> TASK DATA
□ □ □ □ □

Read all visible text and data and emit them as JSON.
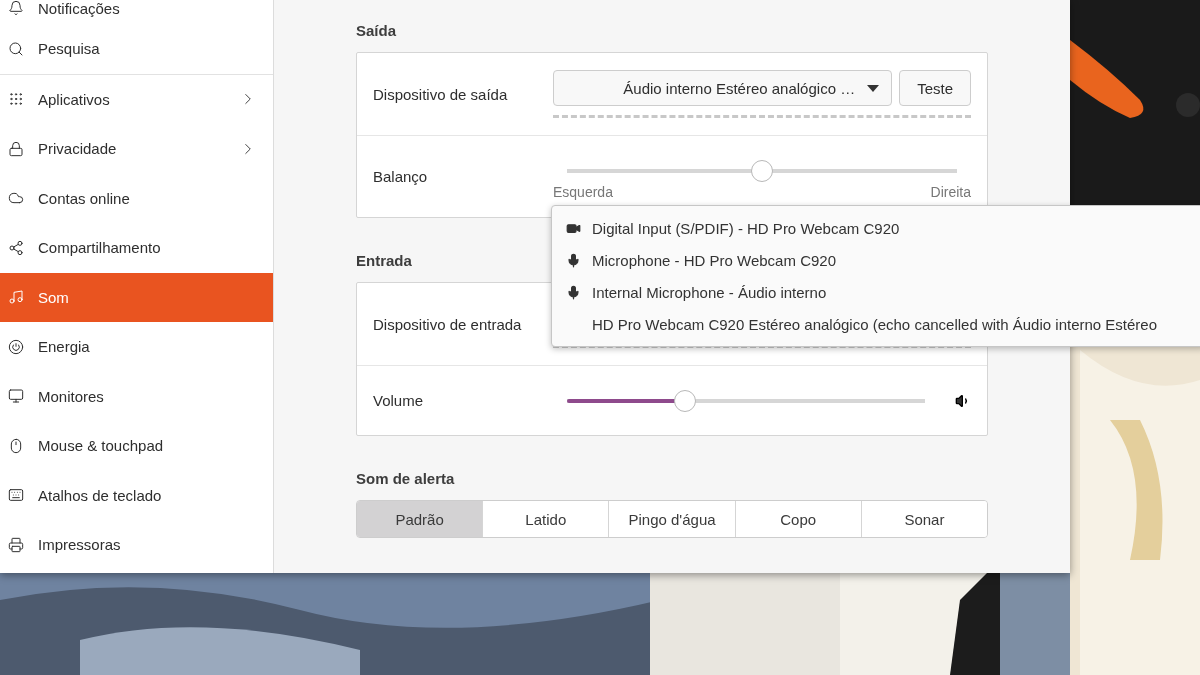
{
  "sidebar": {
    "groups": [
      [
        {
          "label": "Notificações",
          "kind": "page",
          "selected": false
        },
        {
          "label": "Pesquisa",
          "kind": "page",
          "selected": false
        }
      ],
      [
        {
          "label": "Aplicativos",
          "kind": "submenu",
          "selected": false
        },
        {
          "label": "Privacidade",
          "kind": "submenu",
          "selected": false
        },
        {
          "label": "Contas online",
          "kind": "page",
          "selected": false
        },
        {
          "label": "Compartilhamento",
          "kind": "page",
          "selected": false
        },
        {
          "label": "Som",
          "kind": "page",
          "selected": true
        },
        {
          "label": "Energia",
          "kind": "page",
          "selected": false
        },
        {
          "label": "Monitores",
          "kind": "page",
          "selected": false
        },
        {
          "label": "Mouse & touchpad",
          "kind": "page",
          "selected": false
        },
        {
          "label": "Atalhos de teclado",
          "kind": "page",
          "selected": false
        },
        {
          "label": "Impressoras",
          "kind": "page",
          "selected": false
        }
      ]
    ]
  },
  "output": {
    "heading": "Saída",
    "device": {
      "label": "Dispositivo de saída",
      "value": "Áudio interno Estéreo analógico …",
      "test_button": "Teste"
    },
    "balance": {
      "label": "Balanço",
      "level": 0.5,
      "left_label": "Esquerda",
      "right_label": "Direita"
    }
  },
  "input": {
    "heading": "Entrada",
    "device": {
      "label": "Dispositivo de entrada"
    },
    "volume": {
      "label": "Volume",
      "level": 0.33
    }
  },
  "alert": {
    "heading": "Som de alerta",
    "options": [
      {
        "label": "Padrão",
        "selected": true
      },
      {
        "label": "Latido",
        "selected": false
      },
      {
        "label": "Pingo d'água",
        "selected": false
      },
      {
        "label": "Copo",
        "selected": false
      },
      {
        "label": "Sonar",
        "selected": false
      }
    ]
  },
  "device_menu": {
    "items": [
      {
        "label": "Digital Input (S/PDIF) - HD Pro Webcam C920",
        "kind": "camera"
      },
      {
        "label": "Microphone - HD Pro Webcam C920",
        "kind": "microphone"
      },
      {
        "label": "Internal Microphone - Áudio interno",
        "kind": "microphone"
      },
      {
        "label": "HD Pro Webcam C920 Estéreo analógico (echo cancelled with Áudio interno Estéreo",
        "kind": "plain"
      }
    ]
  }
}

□ □ □ □ □

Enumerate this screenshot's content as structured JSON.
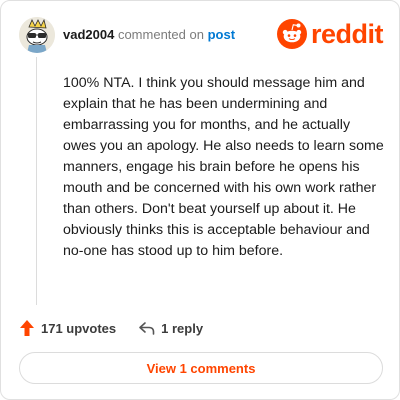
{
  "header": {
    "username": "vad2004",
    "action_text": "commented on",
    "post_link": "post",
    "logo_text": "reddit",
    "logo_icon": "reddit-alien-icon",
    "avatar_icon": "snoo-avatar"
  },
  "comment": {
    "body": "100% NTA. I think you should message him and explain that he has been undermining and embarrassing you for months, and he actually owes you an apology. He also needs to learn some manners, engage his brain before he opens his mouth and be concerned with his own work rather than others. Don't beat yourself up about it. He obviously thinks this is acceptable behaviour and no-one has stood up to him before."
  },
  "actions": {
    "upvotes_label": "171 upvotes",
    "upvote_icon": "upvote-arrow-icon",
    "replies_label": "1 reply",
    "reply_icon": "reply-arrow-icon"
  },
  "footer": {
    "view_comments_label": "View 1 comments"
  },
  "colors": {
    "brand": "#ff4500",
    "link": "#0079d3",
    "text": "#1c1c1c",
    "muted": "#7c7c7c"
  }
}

□ □ □ □ □

> WHAT TO WORK ON
Find each line holding "heading". Copy it out.

> IN RESPONSE
    "heading": "Saída",
    "heading": "Entrada",
    "heading": "Som de alerta",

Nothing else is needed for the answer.